Entries taken from a collection:
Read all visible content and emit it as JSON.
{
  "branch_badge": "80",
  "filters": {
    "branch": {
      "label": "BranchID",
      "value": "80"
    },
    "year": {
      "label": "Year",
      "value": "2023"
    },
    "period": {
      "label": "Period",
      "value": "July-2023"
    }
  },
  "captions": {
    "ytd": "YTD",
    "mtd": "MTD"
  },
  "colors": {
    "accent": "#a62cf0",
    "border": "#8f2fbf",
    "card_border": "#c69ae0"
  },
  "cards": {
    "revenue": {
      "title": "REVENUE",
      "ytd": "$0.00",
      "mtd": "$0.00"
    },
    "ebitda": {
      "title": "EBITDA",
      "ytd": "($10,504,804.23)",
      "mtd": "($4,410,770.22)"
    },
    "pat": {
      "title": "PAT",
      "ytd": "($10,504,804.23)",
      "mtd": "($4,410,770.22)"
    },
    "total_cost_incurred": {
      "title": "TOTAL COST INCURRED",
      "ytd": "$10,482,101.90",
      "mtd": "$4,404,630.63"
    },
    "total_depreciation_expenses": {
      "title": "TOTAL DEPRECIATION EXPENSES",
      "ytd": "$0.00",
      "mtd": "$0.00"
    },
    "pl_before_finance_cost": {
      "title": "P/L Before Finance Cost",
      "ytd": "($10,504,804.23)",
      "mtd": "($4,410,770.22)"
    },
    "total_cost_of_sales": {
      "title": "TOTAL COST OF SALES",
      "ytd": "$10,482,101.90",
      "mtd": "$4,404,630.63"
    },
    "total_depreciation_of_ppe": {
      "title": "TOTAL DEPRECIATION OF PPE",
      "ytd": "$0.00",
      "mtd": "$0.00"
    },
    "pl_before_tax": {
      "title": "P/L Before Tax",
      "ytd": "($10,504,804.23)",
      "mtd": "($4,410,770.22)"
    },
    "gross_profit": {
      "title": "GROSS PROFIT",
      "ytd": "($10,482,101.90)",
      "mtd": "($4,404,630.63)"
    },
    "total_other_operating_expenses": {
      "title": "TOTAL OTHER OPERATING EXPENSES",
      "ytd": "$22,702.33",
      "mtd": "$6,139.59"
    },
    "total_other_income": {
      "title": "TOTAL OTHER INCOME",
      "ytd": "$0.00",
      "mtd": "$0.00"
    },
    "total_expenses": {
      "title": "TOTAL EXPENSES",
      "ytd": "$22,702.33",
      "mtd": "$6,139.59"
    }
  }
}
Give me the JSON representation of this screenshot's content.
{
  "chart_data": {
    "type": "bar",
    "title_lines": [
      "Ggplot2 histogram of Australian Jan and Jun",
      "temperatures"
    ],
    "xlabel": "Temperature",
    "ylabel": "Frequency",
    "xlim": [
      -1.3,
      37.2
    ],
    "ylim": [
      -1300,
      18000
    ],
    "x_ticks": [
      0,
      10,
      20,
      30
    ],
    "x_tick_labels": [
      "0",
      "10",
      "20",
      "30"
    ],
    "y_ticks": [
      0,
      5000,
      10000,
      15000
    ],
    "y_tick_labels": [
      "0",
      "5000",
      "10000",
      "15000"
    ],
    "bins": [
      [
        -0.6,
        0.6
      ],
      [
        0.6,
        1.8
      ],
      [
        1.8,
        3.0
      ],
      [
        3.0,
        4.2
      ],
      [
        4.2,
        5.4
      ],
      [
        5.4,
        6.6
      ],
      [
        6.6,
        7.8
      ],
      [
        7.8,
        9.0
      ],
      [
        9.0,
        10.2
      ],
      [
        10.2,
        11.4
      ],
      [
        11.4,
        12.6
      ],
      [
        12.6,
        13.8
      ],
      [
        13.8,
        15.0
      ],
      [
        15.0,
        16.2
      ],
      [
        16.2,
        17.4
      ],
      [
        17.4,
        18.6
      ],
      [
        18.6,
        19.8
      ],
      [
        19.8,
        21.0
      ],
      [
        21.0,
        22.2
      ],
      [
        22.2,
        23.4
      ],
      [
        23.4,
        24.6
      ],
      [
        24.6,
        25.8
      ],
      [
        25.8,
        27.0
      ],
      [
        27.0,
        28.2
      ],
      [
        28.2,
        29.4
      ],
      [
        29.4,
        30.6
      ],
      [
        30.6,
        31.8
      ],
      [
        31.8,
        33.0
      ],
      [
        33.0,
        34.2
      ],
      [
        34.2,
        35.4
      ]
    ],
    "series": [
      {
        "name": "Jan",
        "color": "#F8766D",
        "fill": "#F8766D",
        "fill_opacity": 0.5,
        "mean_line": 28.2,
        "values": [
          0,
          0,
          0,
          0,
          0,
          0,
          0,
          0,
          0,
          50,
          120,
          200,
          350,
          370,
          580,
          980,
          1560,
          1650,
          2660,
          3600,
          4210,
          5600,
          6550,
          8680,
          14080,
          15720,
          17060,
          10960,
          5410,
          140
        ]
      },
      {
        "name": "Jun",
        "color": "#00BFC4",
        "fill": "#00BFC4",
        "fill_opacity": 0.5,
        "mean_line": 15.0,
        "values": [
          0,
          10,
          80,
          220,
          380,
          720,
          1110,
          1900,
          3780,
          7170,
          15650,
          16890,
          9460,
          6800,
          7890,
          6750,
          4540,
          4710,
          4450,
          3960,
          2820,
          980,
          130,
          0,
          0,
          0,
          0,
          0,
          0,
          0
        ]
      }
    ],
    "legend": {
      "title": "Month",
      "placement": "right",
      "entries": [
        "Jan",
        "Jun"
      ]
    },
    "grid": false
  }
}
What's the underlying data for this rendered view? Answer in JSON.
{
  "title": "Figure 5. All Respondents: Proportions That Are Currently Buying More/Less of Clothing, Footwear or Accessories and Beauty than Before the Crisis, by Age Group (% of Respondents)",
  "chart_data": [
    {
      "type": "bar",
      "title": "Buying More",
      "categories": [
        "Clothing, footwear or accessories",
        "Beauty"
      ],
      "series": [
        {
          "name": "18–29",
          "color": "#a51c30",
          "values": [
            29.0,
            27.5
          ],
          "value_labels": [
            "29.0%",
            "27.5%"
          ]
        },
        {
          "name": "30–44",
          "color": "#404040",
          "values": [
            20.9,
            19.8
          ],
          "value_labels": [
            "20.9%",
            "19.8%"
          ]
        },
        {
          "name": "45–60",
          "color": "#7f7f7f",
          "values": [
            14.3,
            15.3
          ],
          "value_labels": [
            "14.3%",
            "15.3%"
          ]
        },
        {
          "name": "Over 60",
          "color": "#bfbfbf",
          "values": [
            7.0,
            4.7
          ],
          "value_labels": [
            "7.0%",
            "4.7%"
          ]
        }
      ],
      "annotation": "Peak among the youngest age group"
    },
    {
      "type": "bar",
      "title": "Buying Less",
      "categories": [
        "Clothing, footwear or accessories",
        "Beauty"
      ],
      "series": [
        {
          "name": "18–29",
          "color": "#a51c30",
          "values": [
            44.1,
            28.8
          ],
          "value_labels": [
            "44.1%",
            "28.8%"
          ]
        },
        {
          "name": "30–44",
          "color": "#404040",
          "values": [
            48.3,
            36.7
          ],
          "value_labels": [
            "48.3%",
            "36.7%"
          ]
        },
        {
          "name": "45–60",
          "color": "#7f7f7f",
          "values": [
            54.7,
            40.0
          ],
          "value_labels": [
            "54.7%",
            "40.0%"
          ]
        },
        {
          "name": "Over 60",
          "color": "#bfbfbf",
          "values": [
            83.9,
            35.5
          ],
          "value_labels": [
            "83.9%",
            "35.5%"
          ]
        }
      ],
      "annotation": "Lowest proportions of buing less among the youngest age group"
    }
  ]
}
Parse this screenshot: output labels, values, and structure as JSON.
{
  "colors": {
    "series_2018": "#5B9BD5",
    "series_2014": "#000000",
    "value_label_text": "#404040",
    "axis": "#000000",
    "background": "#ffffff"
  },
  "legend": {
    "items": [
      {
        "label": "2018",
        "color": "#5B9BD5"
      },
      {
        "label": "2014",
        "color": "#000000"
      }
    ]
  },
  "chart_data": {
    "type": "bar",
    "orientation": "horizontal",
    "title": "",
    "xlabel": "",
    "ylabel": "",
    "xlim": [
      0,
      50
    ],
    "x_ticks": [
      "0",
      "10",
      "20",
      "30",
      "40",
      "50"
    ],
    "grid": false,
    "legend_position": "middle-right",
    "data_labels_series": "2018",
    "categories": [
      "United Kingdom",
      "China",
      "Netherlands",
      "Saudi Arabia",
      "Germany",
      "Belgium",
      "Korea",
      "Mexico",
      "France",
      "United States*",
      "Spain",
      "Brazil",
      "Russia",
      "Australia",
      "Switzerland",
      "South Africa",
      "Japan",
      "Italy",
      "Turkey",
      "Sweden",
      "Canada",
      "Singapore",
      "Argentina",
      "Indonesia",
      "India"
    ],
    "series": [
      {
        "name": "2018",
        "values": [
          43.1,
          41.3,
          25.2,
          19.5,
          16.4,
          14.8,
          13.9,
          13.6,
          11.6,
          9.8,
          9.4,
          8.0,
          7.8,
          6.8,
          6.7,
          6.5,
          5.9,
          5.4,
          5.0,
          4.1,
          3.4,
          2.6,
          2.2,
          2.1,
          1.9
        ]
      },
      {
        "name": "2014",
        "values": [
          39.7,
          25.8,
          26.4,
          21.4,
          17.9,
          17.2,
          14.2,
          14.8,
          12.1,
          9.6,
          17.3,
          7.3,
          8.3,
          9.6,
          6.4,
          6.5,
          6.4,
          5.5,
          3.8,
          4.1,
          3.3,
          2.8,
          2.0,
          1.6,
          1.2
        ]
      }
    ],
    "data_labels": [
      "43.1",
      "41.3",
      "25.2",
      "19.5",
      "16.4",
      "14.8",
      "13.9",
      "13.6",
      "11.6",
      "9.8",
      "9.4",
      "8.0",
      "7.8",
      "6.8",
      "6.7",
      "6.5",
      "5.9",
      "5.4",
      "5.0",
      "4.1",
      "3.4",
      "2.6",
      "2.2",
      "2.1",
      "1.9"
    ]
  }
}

*Work to be completed*.
Search the data above for the word "More", then gather each line in which it appears.

*Expected answer*.
  "title": "Figure 5. All Respondents: Proportions That Are Currently Buying More/Less of Clothing, Footwear or Accessories and Beauty than Before the Crisis, by Age Group (% of Respondents)",
      "title": "Buying More",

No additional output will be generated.